* _DATA ENTRIES_:

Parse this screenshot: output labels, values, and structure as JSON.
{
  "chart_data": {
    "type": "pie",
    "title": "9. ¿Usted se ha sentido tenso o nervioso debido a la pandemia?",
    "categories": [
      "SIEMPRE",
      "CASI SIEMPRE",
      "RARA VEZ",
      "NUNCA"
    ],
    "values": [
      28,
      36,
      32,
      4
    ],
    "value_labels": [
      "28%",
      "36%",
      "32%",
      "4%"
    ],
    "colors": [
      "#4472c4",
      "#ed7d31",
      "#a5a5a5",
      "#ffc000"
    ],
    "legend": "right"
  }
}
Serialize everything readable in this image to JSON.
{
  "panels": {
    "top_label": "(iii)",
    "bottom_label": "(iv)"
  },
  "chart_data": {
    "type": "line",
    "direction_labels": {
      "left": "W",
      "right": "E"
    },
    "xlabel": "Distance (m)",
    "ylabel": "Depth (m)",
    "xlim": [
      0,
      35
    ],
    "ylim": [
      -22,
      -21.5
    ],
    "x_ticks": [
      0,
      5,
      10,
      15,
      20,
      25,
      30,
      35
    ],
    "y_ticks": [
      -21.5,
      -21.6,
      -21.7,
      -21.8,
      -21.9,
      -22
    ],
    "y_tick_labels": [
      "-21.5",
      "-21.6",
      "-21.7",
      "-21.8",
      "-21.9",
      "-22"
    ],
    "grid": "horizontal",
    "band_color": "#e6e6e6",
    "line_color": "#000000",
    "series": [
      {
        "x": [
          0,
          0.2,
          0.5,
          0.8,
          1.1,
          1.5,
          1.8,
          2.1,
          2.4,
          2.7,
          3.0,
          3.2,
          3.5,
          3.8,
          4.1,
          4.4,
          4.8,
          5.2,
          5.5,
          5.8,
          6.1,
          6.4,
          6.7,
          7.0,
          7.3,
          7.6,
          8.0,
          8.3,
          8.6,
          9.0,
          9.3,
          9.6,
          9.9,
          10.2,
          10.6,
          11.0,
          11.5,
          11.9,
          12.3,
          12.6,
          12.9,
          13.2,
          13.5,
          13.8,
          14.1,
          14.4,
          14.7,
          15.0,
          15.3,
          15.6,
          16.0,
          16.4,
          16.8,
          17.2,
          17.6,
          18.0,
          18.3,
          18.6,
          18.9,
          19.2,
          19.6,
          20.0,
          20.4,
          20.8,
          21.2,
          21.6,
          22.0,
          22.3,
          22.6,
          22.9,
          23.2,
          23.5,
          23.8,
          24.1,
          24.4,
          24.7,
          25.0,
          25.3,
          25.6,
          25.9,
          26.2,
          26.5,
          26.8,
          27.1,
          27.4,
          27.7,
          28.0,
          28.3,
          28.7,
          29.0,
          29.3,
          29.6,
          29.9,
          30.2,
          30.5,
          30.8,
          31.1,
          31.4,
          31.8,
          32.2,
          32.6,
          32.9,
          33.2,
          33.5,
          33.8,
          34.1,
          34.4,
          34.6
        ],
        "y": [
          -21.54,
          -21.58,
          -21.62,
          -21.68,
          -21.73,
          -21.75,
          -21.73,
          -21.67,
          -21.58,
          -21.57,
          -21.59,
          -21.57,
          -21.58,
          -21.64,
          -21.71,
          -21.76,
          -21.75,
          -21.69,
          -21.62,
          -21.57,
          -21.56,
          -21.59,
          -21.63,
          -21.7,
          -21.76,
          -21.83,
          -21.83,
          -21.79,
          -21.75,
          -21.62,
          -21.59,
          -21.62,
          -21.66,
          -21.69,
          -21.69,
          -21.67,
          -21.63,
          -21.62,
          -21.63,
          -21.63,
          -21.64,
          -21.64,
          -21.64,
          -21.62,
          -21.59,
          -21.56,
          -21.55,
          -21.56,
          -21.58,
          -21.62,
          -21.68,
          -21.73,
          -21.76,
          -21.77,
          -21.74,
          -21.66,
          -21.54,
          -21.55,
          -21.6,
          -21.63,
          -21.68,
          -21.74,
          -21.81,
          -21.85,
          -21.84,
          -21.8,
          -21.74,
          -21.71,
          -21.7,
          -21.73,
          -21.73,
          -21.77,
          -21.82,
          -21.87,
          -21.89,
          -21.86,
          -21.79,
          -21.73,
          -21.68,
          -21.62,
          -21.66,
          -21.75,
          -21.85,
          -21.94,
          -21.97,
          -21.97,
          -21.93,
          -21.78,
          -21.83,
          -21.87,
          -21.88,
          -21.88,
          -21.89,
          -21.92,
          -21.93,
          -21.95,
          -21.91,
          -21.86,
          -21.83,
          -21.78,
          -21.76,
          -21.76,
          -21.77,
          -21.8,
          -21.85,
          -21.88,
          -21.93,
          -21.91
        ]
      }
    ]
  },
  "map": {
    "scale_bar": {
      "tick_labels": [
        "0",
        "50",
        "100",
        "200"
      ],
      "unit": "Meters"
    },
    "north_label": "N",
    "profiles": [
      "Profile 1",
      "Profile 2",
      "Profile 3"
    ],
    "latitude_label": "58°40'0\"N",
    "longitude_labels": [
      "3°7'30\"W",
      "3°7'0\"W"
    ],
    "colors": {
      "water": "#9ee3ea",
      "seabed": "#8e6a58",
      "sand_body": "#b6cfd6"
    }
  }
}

* _WRITTEN PROBLEM_:
Every entry should be printed again exactly as it stands.

* _SOLUTION TO THIS EXERCISE_:
Parse this screenshot: output labels, values, and structure as JSON.
{
  "chart_data": {
    "type": "pie",
    "title": "9. ¿Usted se ha sentido tenso o nervioso debido a la pandemia?",
    "categories": [
      "SIEMPRE",
      "CASI SIEMPRE",
      "RARA VEZ",
      "NUNCA"
    ],
    "values": [
      28,
      36,
      32,
      4
    ],
    "value_labels": [
      "28%",
      "36%",
      "32%",
      "4%"
    ],
    "colors": [
      "#4472c4",
      "#ed7d31",
      "#a5a5a5",
      "#ffc000"
    ],
    "legend": "right"
  }
}
Serialize everything readable in this image to JSON.
{
  "panels": {
    "top_label": "(iii)",
    "bottom_label": "(iv)"
  },
  "chart_data": {
    "type": "line",
    "direction_labels": {
      "left": "W",
      "right": "E"
    },
    "xlabel": "Distance (m)",
    "ylabel": "Depth (m)",
    "xlim": [
      0,
      35
    ],
    "ylim": [
      -22,
      -21.5
    ],
    "x_ticks": [
      0,
      5,
      10,
      15,
      20,
      25,
      30,
      35
    ],
    "y_ticks": [
      -21.5,
      -21.6,
      -21.7,
      -21.8,
      -21.9,
      -22
    ],
    "y_tick_labels": [
      "-21.5",
      "-21.6",
      "-21.7",
      "-21.8",
      "-21.9",
      "-22"
    ],
    "grid": "horizontal",
    "band_color": "#e6e6e6",
    "line_color": "#000000",
    "series": [
      {
        "x": [
          0,
          0.2,
          0.5,
          0.8,
          1.1,
          1.5,
          1.8,
          2.1,
          2.4,
          2.7,
          3.0,
          3.2,
          3.5,
          3.8,
          4.1,
          4.4,
          4.8,
          5.2,
          5.5,
          5.8,
          6.1,
          6.4,
          6.7,
          7.0,
          7.3,
          7.6,
          8.0,
          8.3,
          8.6,
          9.0,
          9.3,
          9.6,
          9.9,
          10.2,
          10.6,
          11.0,
          11.5,
          11.9,
          12.3,
          12.6,
          12.9,
          13.2,
          13.5,
          13.8,
          14.1,
          14.4,
          14.7,
          15.0,
          15.3,
          15.6,
          16.0,
          16.4,
          16.8,
          17.2,
          17.6,
          18.0,
          18.3,
          18.6,
          18.9,
          19.2,
          19.6,
          20.0,
          20.4,
          20.8,
          21.2,
          21.6,
          22.0,
          22.3,
          22.6,
          22.9,
          23.2,
          23.5,
          23.8,
          24.1,
          24.4,
          24.7,
          25.0,
          25.3,
          25.6,
          25.9,
          26.2,
          26.5,
          26.8,
          27.1,
          27.4,
          27.7,
          28.0,
          28.3,
          28.7,
          29.0,
          29.3,
          29.6,
          29.9,
          30.2,
          30.5,
          30.8,
          31.1,
          31.4,
          31.8,
          32.2,
          32.6,
          32.9,
          33.2,
          33.5,
          33.8,
          34.1,
          34.4,
          34.6
        ],
        "y": [
          -21.54,
          -21.58,
          -21.62,
          -21.68,
          -21.73,
          -21.75,
          -21.73,
          -21.67,
          -21.58,
          -21.57,
          -21.59,
          -21.57,
          -21.58,
          -21.64,
          -21.71,
          -21.76,
          -21.75,
          -21.69,
          -21.62,
          -21.57,
          -21.56,
          -21.59,
          -21.63,
          -21.7,
          -21.76,
          -21.83,
          -21.83,
          -21.79,
          -21.75,
          -21.62,
          -21.59,
          -21.62,
          -21.66,
          -21.69,
          -21.69,
          -21.67,
          -21.63,
          -21.62,
          -21.63,
          -21.63,
          -21.64,
          -21.64,
          -21.64,
          -21.62,
          -21.59,
          -21.56,
          -21.55,
          -21.56,
          -21.58,
          -21.62,
          -21.68,
          -21.73,
          -21.76,
          -21.77,
          -21.74,
          -21.66,
          -21.54,
          -21.55,
          -21.6,
          -21.63,
          -21.68,
          -21.74,
          -21.81,
          -21.85,
          -21.84,
          -21.8,
          -21.74,
          -21.71,
          -21.7,
          -21.73,
          -21.73,
          -21.77,
          -21.82,
          -21.87,
          -21.89,
          -21.86,
          -21.79,
          -21.73,
          -21.68,
          -21.62,
          -21.66,
          -21.75,
          -21.85,
          -21.94,
          -21.97,
          -21.97,
          -21.93,
          -21.78,
          -21.83,
          -21.87,
          -21.88,
          -21.88,
          -21.89,
          -21.92,
          -21.93,
          -21.95,
          -21.91,
          -21.86,
          -21.83,
          -21.78,
          -21.76,
          -21.76,
          -21.77,
          -21.8,
          -21.85,
          -21.88,
          -21.93,
          -21.91
        ]
      }
    ]
  },
  "map": {
    "scale_bar": {
      "tick_labels": [
        "0",
        "50",
        "100",
        "200"
      ],
      "unit": "Meters"
    },
    "north_label": "N",
    "profiles": [
      "Profile 1",
      "Profile 2",
      "Profile 3"
    ],
    "latitude_label": "58°40'0\"N",
    "longitude_labels": [
      "3°7'30\"W",
      "3°7'0\"W"
    ],
    "colors": {
      "water": "#9ee3ea",
      "seabed": "#8e6a58",
      "sand_body": "#b6cfd6"
    }
  }
}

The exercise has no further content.